Instruction :: What is the number of lines holding the word "document"? Give that number alone.

────────

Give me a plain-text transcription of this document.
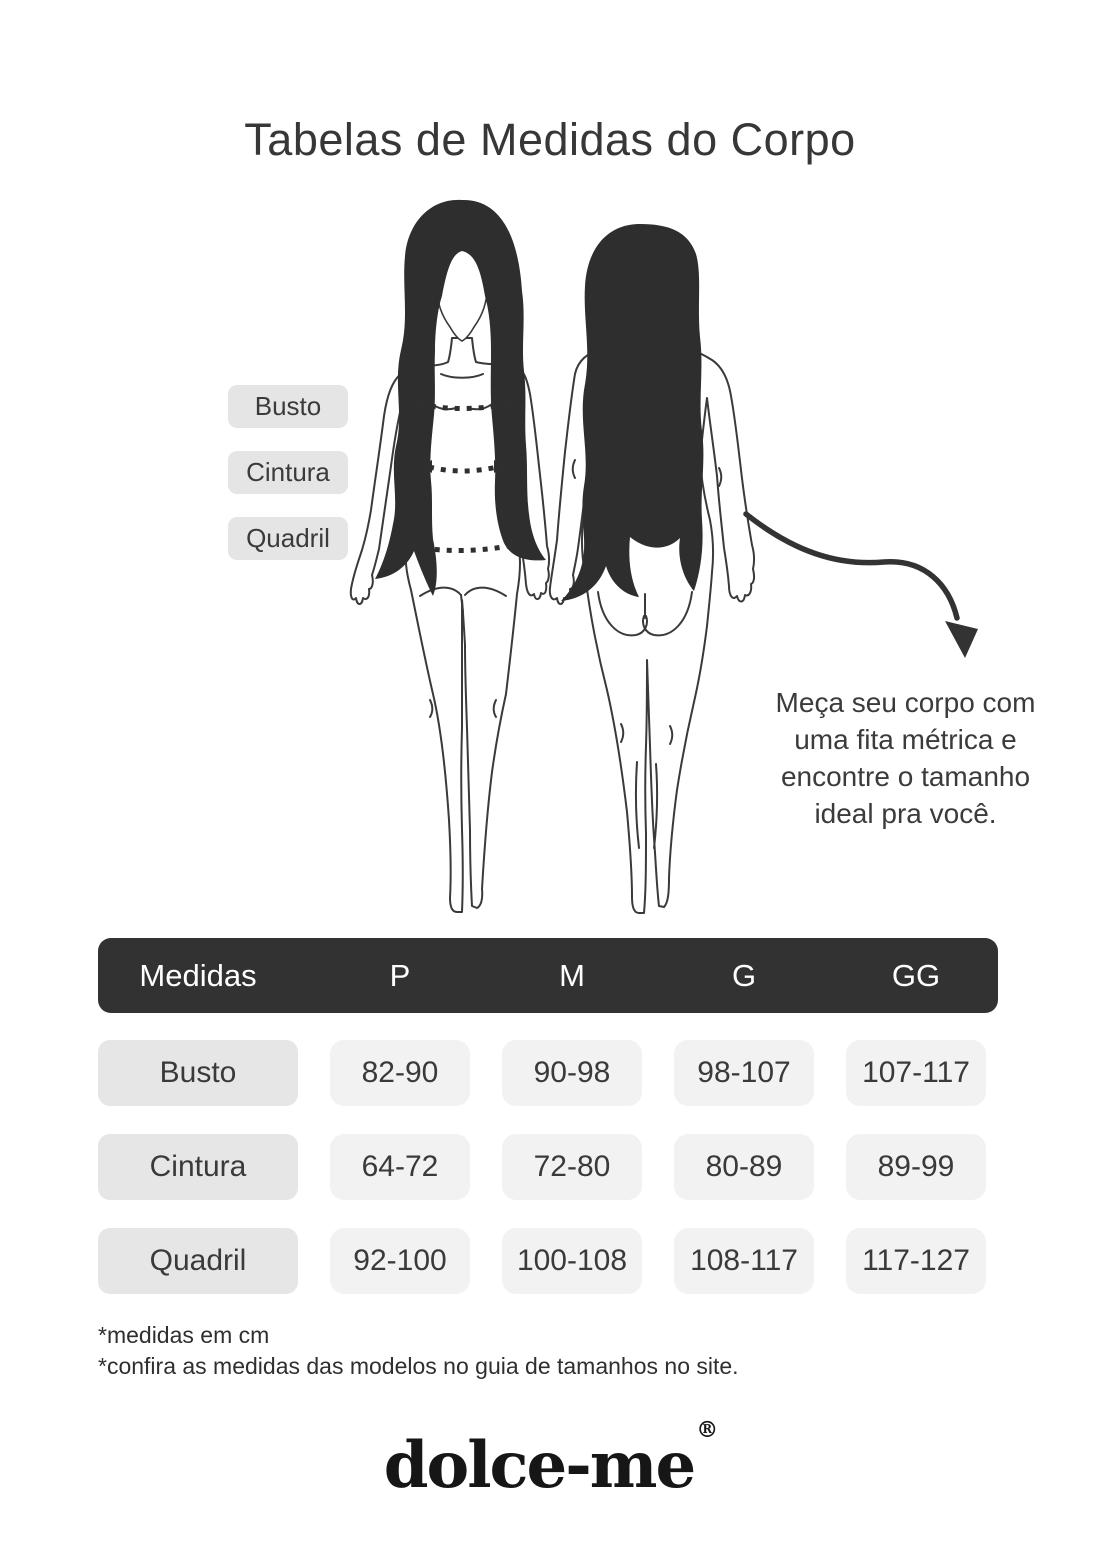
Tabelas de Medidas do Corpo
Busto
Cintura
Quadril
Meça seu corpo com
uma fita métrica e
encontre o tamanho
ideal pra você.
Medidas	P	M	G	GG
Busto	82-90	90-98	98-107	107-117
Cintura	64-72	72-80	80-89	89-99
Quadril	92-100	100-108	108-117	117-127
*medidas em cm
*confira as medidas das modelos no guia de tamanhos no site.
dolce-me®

────────

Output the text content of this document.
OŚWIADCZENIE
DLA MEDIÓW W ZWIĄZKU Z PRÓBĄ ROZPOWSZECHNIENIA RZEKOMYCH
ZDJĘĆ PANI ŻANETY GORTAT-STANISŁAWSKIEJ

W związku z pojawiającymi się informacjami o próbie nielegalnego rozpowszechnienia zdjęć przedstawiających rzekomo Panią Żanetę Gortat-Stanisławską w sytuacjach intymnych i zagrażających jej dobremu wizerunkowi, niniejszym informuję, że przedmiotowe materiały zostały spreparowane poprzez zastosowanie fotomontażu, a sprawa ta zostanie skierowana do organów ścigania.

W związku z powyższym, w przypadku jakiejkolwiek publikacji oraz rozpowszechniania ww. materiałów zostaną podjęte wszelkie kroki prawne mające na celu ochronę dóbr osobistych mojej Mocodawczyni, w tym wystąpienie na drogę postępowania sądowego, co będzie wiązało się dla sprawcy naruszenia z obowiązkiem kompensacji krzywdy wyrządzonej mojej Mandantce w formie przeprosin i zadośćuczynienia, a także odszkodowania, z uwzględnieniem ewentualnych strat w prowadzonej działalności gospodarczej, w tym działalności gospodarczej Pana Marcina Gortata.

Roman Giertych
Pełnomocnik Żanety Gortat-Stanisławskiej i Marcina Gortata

────────

Final result :: 2